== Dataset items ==
########
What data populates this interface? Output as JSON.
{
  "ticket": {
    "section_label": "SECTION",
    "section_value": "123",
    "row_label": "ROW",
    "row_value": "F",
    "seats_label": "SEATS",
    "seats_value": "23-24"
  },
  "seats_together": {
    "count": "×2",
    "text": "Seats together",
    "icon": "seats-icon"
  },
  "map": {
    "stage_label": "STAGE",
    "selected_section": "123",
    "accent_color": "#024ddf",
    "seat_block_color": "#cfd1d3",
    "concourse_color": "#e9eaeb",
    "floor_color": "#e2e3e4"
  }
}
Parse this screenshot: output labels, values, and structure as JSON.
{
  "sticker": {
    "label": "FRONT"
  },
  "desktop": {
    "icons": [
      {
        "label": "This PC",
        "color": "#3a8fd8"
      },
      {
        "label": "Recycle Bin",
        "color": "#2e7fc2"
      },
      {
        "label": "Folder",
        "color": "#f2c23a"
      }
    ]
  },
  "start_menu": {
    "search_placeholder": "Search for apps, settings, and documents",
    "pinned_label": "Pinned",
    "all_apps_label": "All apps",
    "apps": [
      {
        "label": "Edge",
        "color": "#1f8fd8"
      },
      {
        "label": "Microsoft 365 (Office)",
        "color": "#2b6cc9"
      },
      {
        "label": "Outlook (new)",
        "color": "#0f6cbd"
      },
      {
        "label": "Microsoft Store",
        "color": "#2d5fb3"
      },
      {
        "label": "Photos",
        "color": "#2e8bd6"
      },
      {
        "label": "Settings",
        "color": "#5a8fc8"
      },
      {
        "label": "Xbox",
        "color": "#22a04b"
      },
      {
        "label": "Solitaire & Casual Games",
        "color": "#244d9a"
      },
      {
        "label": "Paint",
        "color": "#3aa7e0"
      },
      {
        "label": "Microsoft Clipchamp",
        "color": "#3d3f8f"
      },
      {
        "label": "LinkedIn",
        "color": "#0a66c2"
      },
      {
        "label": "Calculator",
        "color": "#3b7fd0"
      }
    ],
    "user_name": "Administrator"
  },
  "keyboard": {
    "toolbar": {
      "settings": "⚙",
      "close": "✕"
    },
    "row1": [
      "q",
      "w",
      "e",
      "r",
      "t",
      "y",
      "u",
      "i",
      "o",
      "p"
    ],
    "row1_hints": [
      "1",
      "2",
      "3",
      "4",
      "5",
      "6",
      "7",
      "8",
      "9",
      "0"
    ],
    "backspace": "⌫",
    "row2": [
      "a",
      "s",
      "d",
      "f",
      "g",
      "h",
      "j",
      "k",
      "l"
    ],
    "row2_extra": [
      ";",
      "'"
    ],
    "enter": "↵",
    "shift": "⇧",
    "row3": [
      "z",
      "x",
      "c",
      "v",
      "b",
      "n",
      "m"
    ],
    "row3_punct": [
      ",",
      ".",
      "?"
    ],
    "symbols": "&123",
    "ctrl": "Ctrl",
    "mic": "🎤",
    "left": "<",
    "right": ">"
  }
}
########
== Task prompt ==
Look through the records and gather each line with the word "Microsoft".

== Solution for this exercise ==
        "label": "Microsoft 365 (Office)",
        "label": "Microsoft Store",
        "label": "Microsoft Clipchamp",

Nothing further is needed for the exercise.